* _Exercise_
Reproduce the following lines verbatim, each one in its original wording and order.

* _Dataset extract_
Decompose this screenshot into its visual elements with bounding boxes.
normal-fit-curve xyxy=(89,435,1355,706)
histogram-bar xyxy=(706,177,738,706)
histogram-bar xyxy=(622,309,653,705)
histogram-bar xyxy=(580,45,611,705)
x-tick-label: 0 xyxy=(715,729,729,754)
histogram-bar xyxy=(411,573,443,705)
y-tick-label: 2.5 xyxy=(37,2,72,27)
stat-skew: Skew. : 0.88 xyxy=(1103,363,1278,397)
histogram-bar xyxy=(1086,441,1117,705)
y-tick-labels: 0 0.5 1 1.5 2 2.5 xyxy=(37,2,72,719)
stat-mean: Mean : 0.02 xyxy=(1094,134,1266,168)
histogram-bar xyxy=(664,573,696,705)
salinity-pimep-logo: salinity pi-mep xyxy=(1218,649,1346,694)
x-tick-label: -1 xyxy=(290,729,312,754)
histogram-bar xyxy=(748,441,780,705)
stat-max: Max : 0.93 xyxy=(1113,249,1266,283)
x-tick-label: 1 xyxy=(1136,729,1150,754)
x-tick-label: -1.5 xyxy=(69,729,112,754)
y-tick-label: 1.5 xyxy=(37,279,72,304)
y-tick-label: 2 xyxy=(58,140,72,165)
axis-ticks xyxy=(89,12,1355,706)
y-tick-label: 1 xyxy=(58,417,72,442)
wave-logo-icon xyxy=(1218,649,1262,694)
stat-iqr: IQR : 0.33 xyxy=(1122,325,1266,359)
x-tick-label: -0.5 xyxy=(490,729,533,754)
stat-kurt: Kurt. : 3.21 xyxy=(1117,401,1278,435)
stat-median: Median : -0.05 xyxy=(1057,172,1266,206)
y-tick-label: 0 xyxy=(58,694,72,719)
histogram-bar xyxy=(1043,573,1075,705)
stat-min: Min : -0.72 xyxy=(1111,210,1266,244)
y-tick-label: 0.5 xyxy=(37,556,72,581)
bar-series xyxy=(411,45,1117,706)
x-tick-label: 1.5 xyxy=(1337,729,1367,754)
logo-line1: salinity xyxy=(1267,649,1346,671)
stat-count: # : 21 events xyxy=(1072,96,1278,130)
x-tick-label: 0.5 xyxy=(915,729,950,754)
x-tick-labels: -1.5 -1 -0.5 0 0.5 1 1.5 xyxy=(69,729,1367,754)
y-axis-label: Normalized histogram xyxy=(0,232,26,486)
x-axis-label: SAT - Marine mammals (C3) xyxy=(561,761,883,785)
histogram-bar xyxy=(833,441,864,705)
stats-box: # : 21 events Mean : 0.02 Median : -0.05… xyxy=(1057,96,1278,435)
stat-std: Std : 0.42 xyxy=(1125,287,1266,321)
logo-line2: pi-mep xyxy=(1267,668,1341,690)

* _Complete output_
Decompose this screenshot into its visual elements with bounding boxes.
normal-fit-curve xyxy=(89,435,1355,706)
histogram-bar xyxy=(706,177,738,706)
histogram-bar xyxy=(622,309,653,705)
histogram-bar xyxy=(580,45,611,705)
x-tick-label: 0 xyxy=(715,729,729,754)
histogram-bar xyxy=(411,573,443,705)
y-tick-label: 2.5 xyxy=(37,2,72,27)
stat-skew: Skew. : 0.88 xyxy=(1103,363,1278,397)
histogram-bar xyxy=(1086,441,1117,705)
y-tick-labels: 0 0.5 1 1.5 2 2.5 xyxy=(37,2,72,719)
stat-mean: Mean : 0.02 xyxy=(1094,134,1266,168)
histogram-bar xyxy=(664,573,696,705)
salinity-pimep-logo: salinity pi-mep xyxy=(1218,649,1346,694)
x-tick-label: -1 xyxy=(290,729,312,754)
histogram-bar xyxy=(748,441,780,705)
stat-max: Max : 0.93 xyxy=(1113,249,1266,283)
x-tick-label: 1 xyxy=(1136,729,1150,754)
x-tick-label: -1.5 xyxy=(69,729,112,754)
y-tick-label: 1.5 xyxy=(37,279,72,304)
y-tick-label: 2 xyxy=(58,140,72,165)
axis-ticks xyxy=(89,12,1355,706)
y-tick-label: 1 xyxy=(58,417,72,442)
wave-logo-icon xyxy=(1218,649,1262,694)
stat-iqr: IQR : 0.33 xyxy=(1122,325,1266,359)
x-tick-label: -0.5 xyxy=(490,729,533,754)
stat-kurt: Kurt. : 3.21 xyxy=(1117,401,1278,435)
stat-median: Median : -0.05 xyxy=(1057,172,1266,206)
y-tick-label: 0 xyxy=(58,694,72,719)
histogram-bar xyxy=(1043,573,1075,705)
stat-min: Min : -0.72 xyxy=(1111,210,1266,244)
y-tick-label: 0.5 xyxy=(37,556,72,581)
bar-series xyxy=(411,45,1117,706)
x-tick-label: 1.5 xyxy=(1337,729,1367,754)
logo-line1: salinity xyxy=(1267,649,1346,671)
stat-count: # : 21 events xyxy=(1072,96,1278,130)
x-tick-label: 0.5 xyxy=(915,729,950,754)
x-tick-labels: -1.5 -1 -0.5 0 0.5 1 1.5 xyxy=(69,729,1367,754)
y-axis-label: Normalized histogram xyxy=(0,232,26,486)
x-axis-label: SAT - Marine mammals (C3) xyxy=(561,761,883,785)
histogram-bar xyxy=(833,441,864,705)
stats-box: # : 21 events Mean : 0.02 Median : -0.05… xyxy=(1057,96,1278,435)
stat-std: Std : 0.42 xyxy=(1125,287,1266,321)
logo-line2: pi-mep xyxy=(1267,668,1341,690)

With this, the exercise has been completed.